┌──

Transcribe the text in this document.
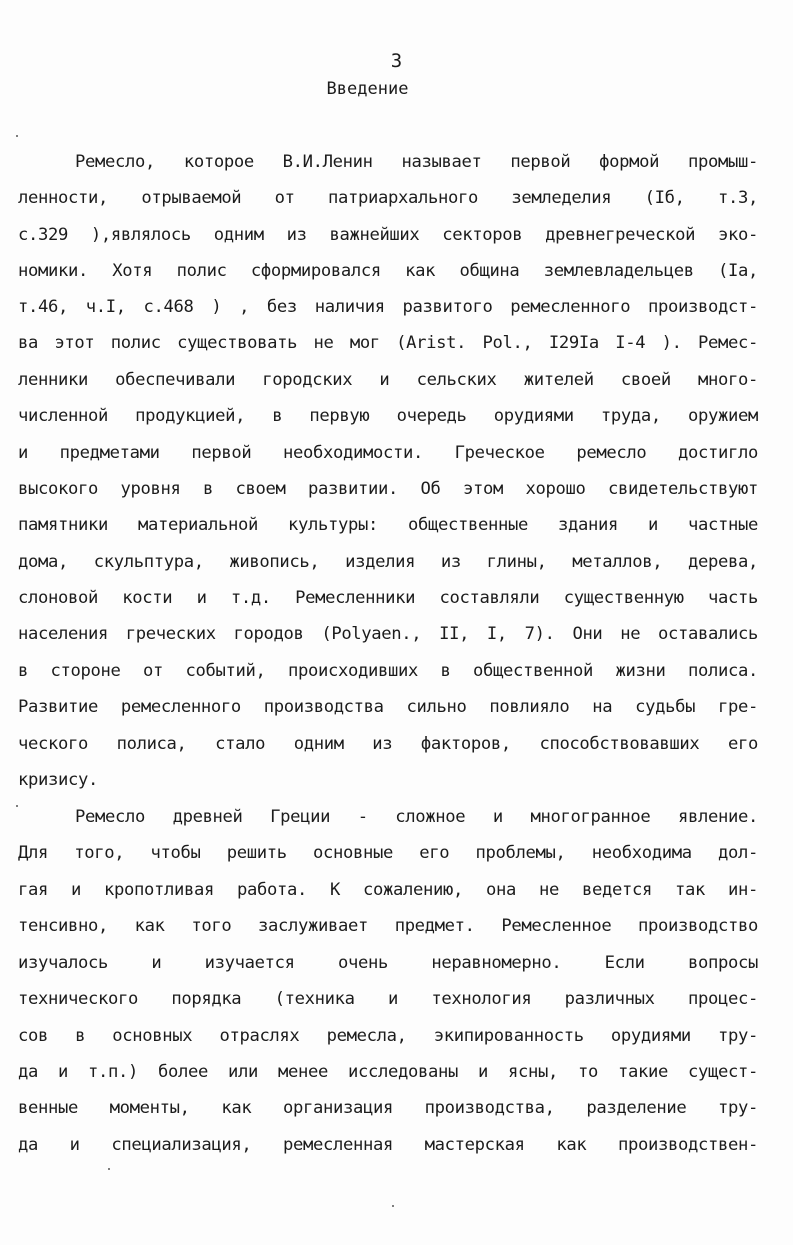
3
Введение
Ремесло, которое В.И.Ленин называет первой формой промыш-
ленности, отрываемой от патриархального земледелия (Iб, т.3,
с.329 ),являлось одним из важнейших секторов древнегреческой эко-
номики. Хотя полис сформировался как община землевладельцев (Iа,
т.46, ч.I, с.468 ) , без наличия развитого ремесленного производст-
ва этот полис существовать не мог (Arist. Pol., I29Iа I-4 ). Ремес-
ленники обеспечивали городских и сельских жителей своей много-
численной продукцией, в первую очередь орудиями труда, оружием
и предметами первой необходимости. Греческое ремесло достигло
высокого уровня в своем развитии. Об этом хорошо свидетельствуют
памятники материальной культуры: общественные здания и частные
дома, скульптура, живопись, изделия из глины, металлов, дерева,
слоновой кости и т.д. Ремесленники составляли существенную часть
населения греческих городов (Polyaen., II, I, 7). Они не оставались
в стороне от событий, происходивших в общественной жизни полиса.
Развитие ремесленного производства сильно повлияло на судьбы гре-
ческого полиса, стало одним из факторов, способствовавших его
кризису.
Ремесло древней Греции - сложное и многогранное явление.
Для того, чтобы решить основные его проблемы, необходима дол-
гая и кропотливая работа. К сожалению, она не ведется так ин-
тенсивно, как того заслуживает предмет. Ремесленное производство
изучалось и изучается очень неравномерно. Если вопросы
технического порядка (техника и технология различных процес-
сов в основных отраслях ремесла, экипированность орудиями тру-
да и т.п.) более или менее исследованы и ясны, то такие сущест-
венные моменты, как организация производства, разделение тру-
да и специализация, ремесленная мастерская как производствен-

└──

DIRECTION =
Transcribe the entries above verbatim, omitting their pictures.

FINAL RESULT =
Transcribe the text in this document.
3
Введение
Ремесло, которое В.И.Ленин называет первой формой промыш-
ленности, отрываемой от патриархального земледелия (Iб, т.3,
с.329 ),являлось одним из важнейших секторов древнегреческой эко-
номики. Хотя полис сформировался как община землевладельцев (Iа,
т.46, ч.I, с.468 ) , без наличия развитого ремесленного производст-
ва этот полис существовать не мог (Arist. Pol., I29Iа I-4 ). Ремес-
ленники обеспечивали городских и сельских жителей своей много-
численной продукцией, в первую очередь орудиями труда, оружием
и предметами первой необходимости. Греческое ремесло достигло
высокого уровня в своем развитии. Об этом хорошо свидетельствуют
памятники материальной культуры: общественные здания и частные
дома, скульптура, живопись, изделия из глины, металлов, дерева,
слоновой кости и т.д. Ремесленники составляли существенную часть
населения греческих городов (Polyaen., II, I, 7). Они не оставались
в стороне от событий, происходивших в общественной жизни полиса.
Развитие ремесленного производства сильно повлияло на судьбы гре-
ческого полиса, стало одним из факторов, способствовавших его
кризису.
Ремесло древней Греции - сложное и многогранное явление.
Для того, чтобы решить основные его проблемы, необходима дол-
гая и кропотливая работа. К сожалению, она не ведется так ин-
тенсивно, как того заслуживает предмет. Ремесленное производство
изучалось и изучается очень неравномерно. Если вопросы
технического порядка (техника и технология различных процес-
сов в основных отраслях ремесла, экипированность орудиями тру-
да и т.п.) более или менее исследованы и ясны, то такие сущест-
венные моменты, как организация производства, разделение тру-
да и специализация, ремесленная мастерская как производствен-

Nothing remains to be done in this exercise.